PROBLEM STATEMENT >> Look for "icon" in the listing below. Gather each line that contains it.

RECORD EXCERPTS >>
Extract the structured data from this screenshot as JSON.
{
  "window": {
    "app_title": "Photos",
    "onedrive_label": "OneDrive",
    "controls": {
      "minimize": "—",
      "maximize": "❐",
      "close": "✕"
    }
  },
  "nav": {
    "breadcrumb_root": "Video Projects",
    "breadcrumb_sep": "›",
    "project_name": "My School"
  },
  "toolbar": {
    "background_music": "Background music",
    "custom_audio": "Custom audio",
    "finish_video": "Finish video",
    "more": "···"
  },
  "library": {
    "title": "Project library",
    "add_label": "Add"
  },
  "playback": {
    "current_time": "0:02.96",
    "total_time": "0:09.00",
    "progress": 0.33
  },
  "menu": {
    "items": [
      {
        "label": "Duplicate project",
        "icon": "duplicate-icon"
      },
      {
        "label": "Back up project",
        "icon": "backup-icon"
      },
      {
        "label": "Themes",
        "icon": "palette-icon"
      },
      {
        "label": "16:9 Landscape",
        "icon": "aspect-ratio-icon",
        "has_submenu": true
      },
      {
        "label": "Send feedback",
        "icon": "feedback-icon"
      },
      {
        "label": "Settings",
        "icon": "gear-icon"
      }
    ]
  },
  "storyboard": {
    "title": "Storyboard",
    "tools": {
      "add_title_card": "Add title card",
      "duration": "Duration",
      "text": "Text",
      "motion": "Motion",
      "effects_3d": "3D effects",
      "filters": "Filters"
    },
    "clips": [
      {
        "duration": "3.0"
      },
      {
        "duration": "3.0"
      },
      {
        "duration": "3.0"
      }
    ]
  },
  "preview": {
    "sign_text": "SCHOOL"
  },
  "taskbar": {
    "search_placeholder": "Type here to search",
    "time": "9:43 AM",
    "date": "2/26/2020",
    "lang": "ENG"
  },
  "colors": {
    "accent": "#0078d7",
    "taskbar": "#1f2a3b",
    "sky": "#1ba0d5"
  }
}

REPLY >>
        "icon": "duplicate-icon"
        "icon": "backup-icon"
        "icon": "palette-icon"
        "icon": "aspect-ratio-icon",
        "icon": "feedback-icon"
        "icon": "gear-icon"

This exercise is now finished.